→ What you have to do: Gather each line from the items below that contains the string "UKRAINE", and copy it in full. Only matches with the same capitalization count.

[Layout element annotations]
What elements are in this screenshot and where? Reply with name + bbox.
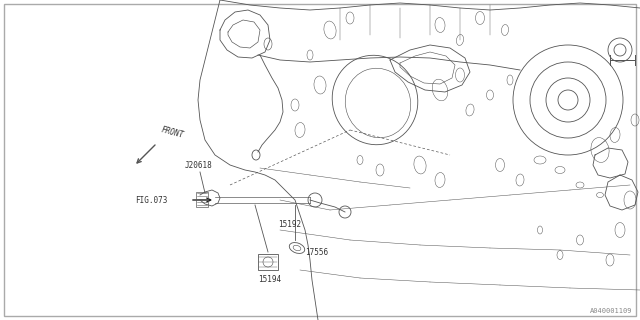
Text: FRONT: FRONT [160, 125, 185, 140]
Text: FIG.073: FIG.073 [135, 196, 168, 204]
Text: 15192: 15192 [278, 220, 301, 229]
Text: 17556: 17556 [305, 247, 328, 257]
Text: J20618: J20618 [185, 161, 212, 170]
Text: 15194: 15194 [258, 275, 281, 284]
Text: A040001109: A040001109 [589, 308, 632, 314]
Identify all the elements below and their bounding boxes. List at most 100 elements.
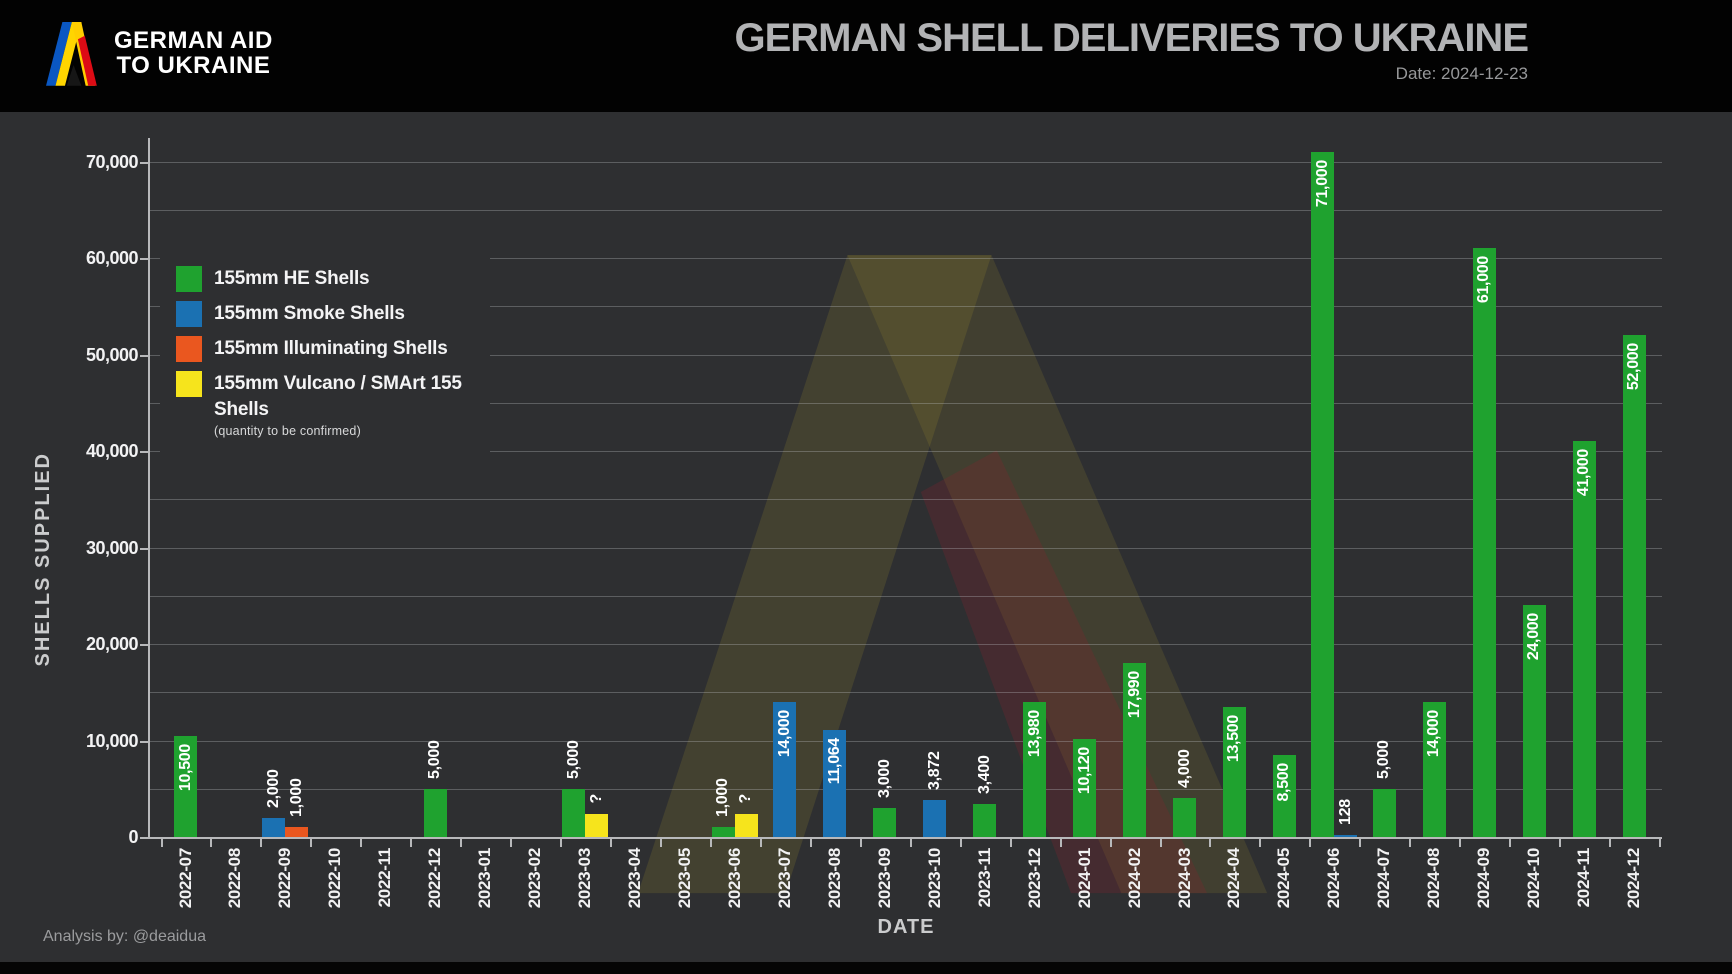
y-tick — [140, 837, 148, 839]
legend-item-smoke: 155mm Smoke Shells — [176, 301, 490, 327]
gridline — [150, 740, 1662, 742]
gridline — [150, 692, 1662, 694]
x-axis-title: DATE — [877, 916, 935, 938]
bar-value-label: 14,000 — [1425, 709, 1443, 758]
x-tick-label: 2022-10 — [325, 848, 345, 909]
x-tick — [460, 839, 463, 847]
bar-value-label: 13,980 — [1025, 710, 1043, 758]
bar-value-label: 5,000 — [564, 740, 582, 779]
y-tick — [140, 161, 148, 164]
x-tick — [1359, 839, 1362, 847]
bar-value-label: 17,990 — [1125, 671, 1143, 719]
bar-he-2023-06 — [711, 827, 735, 837]
x-tick — [510, 839, 513, 847]
x-tick-label: 2024-02 — [1124, 848, 1144, 909]
x-tick-label: 2023-10 — [924, 848, 944, 909]
bar-value-label: 2,000 — [264, 769, 282, 808]
y-tick-label: 60,000 — [85, 248, 139, 268]
y-tick-label: 50,000 — [85, 344, 139, 365]
x-tick — [1009, 839, 1012, 847]
gridline — [150, 209, 1662, 211]
x-tick-label: 2023-04 — [625, 848, 645, 909]
y-tick-label: 30,000 — [85, 537, 139, 558]
x-tick — [410, 839, 413, 847]
x-tick-label: 2022-11 — [375, 848, 395, 908]
x-tick-label: 2024-03 — [1174, 848, 1194, 909]
legend-item-vulcano: 155mm Vulcano / SMArt 155 Shells (quantit… — [176, 371, 490, 438]
bar-value-label: 5,000 — [426, 740, 444, 779]
x-tick — [809, 839, 812, 847]
bar-he-2024-08 — [1422, 701, 1446, 837]
bar-he-2022-12 — [423, 788, 447, 837]
bar-value-label: 61,000 — [1475, 256, 1493, 304]
bar-value-label: 5,000 — [1375, 740, 1393, 779]
x-tick-label: 2023-03 — [575, 848, 595, 909]
bar-smoke-2023-07 — [773, 701, 797, 837]
x-tick — [959, 839, 962, 847]
y-tick — [140, 547, 148, 550]
bar-value-label: 8,500 — [1275, 762, 1293, 802]
y-tick-label: 70,000 — [85, 151, 139, 172]
bar-value-label: ? — [737, 794, 755, 804]
bar-value-label: 3,000 — [875, 759, 893, 799]
x-tick — [1609, 839, 1612, 847]
bar-he-2024-01 — [1073, 739, 1097, 837]
bar-vulcano-2023-03 — [585, 813, 609, 837]
bar-he-2024-03 — [1173, 798, 1196, 837]
y-tick — [140, 740, 148, 743]
bar-value-label: 3,400 — [975, 755, 993, 795]
x-tick-label: 2024-06 — [1324, 848, 1344, 909]
x-tick-label: 2024-04 — [1224, 848, 1244, 909]
page-title: GERMAN SHELL DELIVERIES TO UKRAINE — [734, 16, 1529, 60]
x-tick-label: 2024-11 — [1574, 848, 1594, 908]
y-tick — [140, 644, 148, 646]
x-tick-label: 2023-08 — [824, 848, 844, 909]
bar-smoke-2023-10 — [923, 799, 947, 837]
x-tick-label: 2024-05 — [1274, 848, 1294, 909]
bar-he-2023-12 — [1023, 702, 1047, 837]
x-tick-label: 2024-01 — [1074, 848, 1094, 909]
bar-value-label: 10,120 — [1075, 747, 1093, 795]
credit-text: Analysis by: @deaidua — [43, 928, 206, 945]
gridline — [150, 644, 1662, 645]
x-tick — [1309, 839, 1312, 847]
y-tick-label: 10,000 — [85, 730, 139, 751]
bar-value-label: ? — [587, 794, 605, 804]
x-tick — [1509, 839, 1512, 847]
x-tick — [1109, 839, 1112, 847]
header-bar: GERMAN AID TO UKRAINE GERMAN SHELL DELIV… — [0, 0, 1732, 112]
legend-note: (quantity to be confirmed) — [214, 424, 361, 438]
x-tick-label: 2022-12 — [425, 848, 445, 909]
bar-value-label: 11,064 — [825, 738, 843, 785]
x-tick — [759, 839, 762, 847]
x-tick — [859, 839, 862, 847]
x-axis-line — [148, 837, 1662, 839]
x-tick-label: 2024-07 — [1374, 848, 1394, 909]
x-tick-label: 2024-08 — [1424, 848, 1444, 909]
bar-he-2024-11 — [1572, 441, 1596, 837]
gridline — [150, 306, 1662, 308]
bar-value-label: 52,000 — [1625, 343, 1643, 391]
bar-he-2024-06 — [1311, 151, 1335, 837]
date-label: Date: 2024-12-23 — [1395, 64, 1528, 83]
x-tick — [360, 839, 363, 847]
legend-item-illuminating: 155mm Illuminating Shells — [176, 336, 490, 362]
bar-value-label: 13,500 — [1225, 714, 1243, 762]
gridline — [150, 402, 1662, 404]
gridline — [150, 595, 1662, 597]
bar-value-label: 1,000 — [287, 778, 305, 818]
chart-plot-area: 10,500 2,000 1,000 5,000 5,000? 1,000? 14,000 1… — [0, 112, 1732, 962]
x-tick — [909, 839, 912, 847]
x-tick — [310, 839, 313, 847]
y-tick — [140, 354, 148, 357]
x-tick — [1159, 839, 1162, 847]
x-tick — [210, 839, 213, 847]
logo-line1: GERMAN AID — [114, 26, 273, 54]
bar-he-2023-11 — [973, 804, 997, 837]
bar-he-2024-04 — [1222, 706, 1246, 837]
bar-vulcano-2023-06 — [734, 813, 758, 837]
bar-smoke-2024-06 — [1334, 835, 1358, 837]
bar-he-2024-10 — [1522, 605, 1546, 837]
bar-value-label: 3,872 — [925, 751, 943, 790]
bar-value-label: 24,000 — [1525, 613, 1543, 661]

→ In response:
page-title: GERMAN SHELL DELIVERIES TO UKRAINE — [734, 16, 1529, 60]
header-bar: GERMAN AID TO UKRAINE GERMAN SHELL DELIV… — [0, 0, 1732, 112]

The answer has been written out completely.